*WRITTEN REQUEST:* Reproduce the full listing below unchanged, apart from the pictures.

*RECORDS FOR THE TASK:*
◇ ◇ ◇ ◇ ◇
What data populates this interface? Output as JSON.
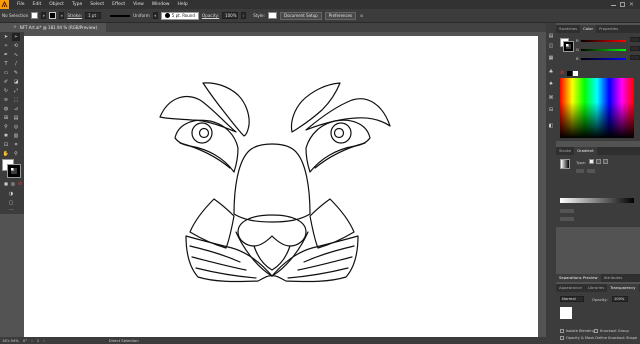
{
  "app": {
    "name": "Illustrator",
    "brand_color": "#ff9a00"
  },
  "menubar": {
    "items": [
      "File",
      "Edit",
      "Object",
      "Type",
      "Select",
      "Effect",
      "View",
      "Window",
      "Help"
    ]
  },
  "controlbar": {
    "selection": "No Selection",
    "stroke_label": "Stroke:",
    "stroke_value": "1 pt",
    "profile_label": "Uniform",
    "brush_label": "5 pt. Round",
    "opacity_label": "Opacity:",
    "opacity_value": "100%",
    "style_label": "Style:",
    "document_setup": "Document Setup",
    "preferences": "Preferences"
  },
  "document": {
    "tab_label": "NFT Art.ai* @ 181.94 % (RGB/Preview)"
  },
  "statusbar": {
    "zoom": "181.94%",
    "angle": "0°",
    "artboard": "1",
    "tool": "Direct Selection"
  },
  "panels": {
    "color_tabs": [
      "Swatches",
      "Color",
      "Properties"
    ],
    "color_active": "Color",
    "color_channels": [
      "R",
      "G",
      "B"
    ],
    "gradient_tabs": [
      "Stroke",
      "Gradient"
    ],
    "gradient_active": "Gradient",
    "gradient_type_label": "Type:",
    "transparency_tabs": [
      "Appearance",
      "Libraries",
      "Transparency"
    ],
    "transparency_active": "Transparency",
    "separations_tabs": [
      "Separations Preview",
      "Attributes"
    ],
    "blend_mode": "Normal",
    "opacity_label": "Opacity:",
    "opacity_value": "100%",
    "isolate_blending": "Isolate Blending",
    "knockout_group": "Knockout Group",
    "opacity_mask": "Opacity & Mask Define Knockout Shape"
  }
}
◇ ◇ ◇ ◇ ◇
*SOLUTION TO THE EXERCISE:*
What data populates this interface? Output as JSON.
{
  "app": {
    "name": "Illustrator",
    "brand_color": "#ff9a00"
  },
  "menubar": {
    "items": [
      "File",
      "Edit",
      "Object",
      "Type",
      "Select",
      "Effect",
      "View",
      "Window",
      "Help"
    ]
  },
  "controlbar": {
    "selection": "No Selection",
    "stroke_label": "Stroke:",
    "stroke_value": "1 pt",
    "profile_label": "Uniform",
    "brush_label": "5 pt. Round",
    "opacity_label": "Opacity:",
    "opacity_value": "100%",
    "style_label": "Style:",
    "document_setup": "Document Setup",
    "preferences": "Preferences"
  },
  "document": {
    "tab_label": "NFT Art.ai* @ 181.94 % (RGB/Preview)"
  },
  "statusbar": {
    "zoom": "181.94%",
    "angle": "0°",
    "artboard": "1",
    "tool": "Direct Selection"
  },
  "panels": {
    "color_tabs": [
      "Swatches",
      "Color",
      "Properties"
    ],
    "color_active": "Color",
    "color_channels": [
      "R",
      "G",
      "B"
    ],
    "gradient_tabs": [
      "Stroke",
      "Gradient"
    ],
    "gradient_active": "Gradient",
    "gradient_type_label": "Type:",
    "transparency_tabs": [
      "Appearance",
      "Libraries",
      "Transparency"
    ],
    "transparency_active": "Transparency",
    "separations_tabs": [
      "Separations Preview",
      "Attributes"
    ],
    "blend_mode": "Normal",
    "opacity_label": "Opacity:",
    "opacity_value": "100%",
    "isolate_blending": "Isolate Blending",
    "knockout_group": "Knockout Group",
    "opacity_mask": "Opacity & Mask Define Knockout Shape"
  }
}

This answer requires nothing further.